Go through the records and show each line where the word "very" occurs.

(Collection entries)
------------------------
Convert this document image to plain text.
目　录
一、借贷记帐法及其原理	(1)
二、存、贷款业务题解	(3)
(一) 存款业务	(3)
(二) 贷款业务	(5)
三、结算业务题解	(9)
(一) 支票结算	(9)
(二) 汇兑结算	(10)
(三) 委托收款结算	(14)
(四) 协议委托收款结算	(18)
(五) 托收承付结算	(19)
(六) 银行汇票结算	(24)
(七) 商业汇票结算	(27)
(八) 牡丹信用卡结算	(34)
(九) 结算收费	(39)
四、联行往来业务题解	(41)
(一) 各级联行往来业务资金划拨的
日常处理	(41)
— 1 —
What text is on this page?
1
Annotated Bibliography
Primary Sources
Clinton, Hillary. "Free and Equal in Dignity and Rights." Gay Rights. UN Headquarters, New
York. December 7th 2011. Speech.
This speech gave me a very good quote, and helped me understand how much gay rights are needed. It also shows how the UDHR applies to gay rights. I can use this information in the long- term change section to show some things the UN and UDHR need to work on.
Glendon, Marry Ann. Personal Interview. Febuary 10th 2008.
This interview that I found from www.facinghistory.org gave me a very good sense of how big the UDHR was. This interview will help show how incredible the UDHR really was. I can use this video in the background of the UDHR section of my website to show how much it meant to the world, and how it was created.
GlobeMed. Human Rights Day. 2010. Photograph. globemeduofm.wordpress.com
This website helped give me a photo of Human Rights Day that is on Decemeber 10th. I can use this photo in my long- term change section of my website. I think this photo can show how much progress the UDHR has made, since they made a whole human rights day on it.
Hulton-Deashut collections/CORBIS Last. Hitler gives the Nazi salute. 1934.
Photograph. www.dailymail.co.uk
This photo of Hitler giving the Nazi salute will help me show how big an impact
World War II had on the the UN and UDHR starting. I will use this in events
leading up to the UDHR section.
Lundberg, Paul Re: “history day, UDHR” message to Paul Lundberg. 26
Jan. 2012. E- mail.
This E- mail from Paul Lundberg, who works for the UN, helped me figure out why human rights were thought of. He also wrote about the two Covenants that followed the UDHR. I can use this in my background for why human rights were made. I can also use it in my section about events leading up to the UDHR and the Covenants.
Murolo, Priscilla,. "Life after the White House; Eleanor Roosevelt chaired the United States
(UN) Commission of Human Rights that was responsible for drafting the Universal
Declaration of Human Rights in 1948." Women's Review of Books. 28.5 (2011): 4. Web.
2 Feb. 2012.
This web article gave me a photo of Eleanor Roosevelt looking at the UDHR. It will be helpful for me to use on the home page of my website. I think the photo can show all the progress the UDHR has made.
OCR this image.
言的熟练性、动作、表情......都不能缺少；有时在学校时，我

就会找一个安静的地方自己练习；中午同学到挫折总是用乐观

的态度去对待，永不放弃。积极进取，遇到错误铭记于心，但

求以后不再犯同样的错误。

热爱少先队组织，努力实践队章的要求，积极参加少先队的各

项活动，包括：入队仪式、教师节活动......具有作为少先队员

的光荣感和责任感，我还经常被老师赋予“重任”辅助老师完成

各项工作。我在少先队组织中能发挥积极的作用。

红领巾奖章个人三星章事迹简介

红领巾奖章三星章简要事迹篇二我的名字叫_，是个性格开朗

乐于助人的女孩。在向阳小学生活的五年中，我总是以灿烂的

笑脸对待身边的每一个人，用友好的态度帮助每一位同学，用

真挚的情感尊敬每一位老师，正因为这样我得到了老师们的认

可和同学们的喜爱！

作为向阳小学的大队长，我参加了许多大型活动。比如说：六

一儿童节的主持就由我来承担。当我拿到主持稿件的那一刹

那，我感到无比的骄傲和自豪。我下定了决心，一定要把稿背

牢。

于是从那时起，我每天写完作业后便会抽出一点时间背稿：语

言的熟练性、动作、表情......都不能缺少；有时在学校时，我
------------------------
- _RESPONSE TO THE TASK_:
This speech gave me a very good quote, and helped me understand how much gay rights are needed. It also shows how the UDHR applies to gay rights. I can use this information in the long- term change section to show some things the UN and UDHR need to work on.
This interview that I found from www.facinghistory.org gave me a very good sense of how big the UDHR was. This interview will help show how incredible the UDHR really was. I can use this video in the background of the UDHR section of my website to show how much it meant to the world, and how it was created.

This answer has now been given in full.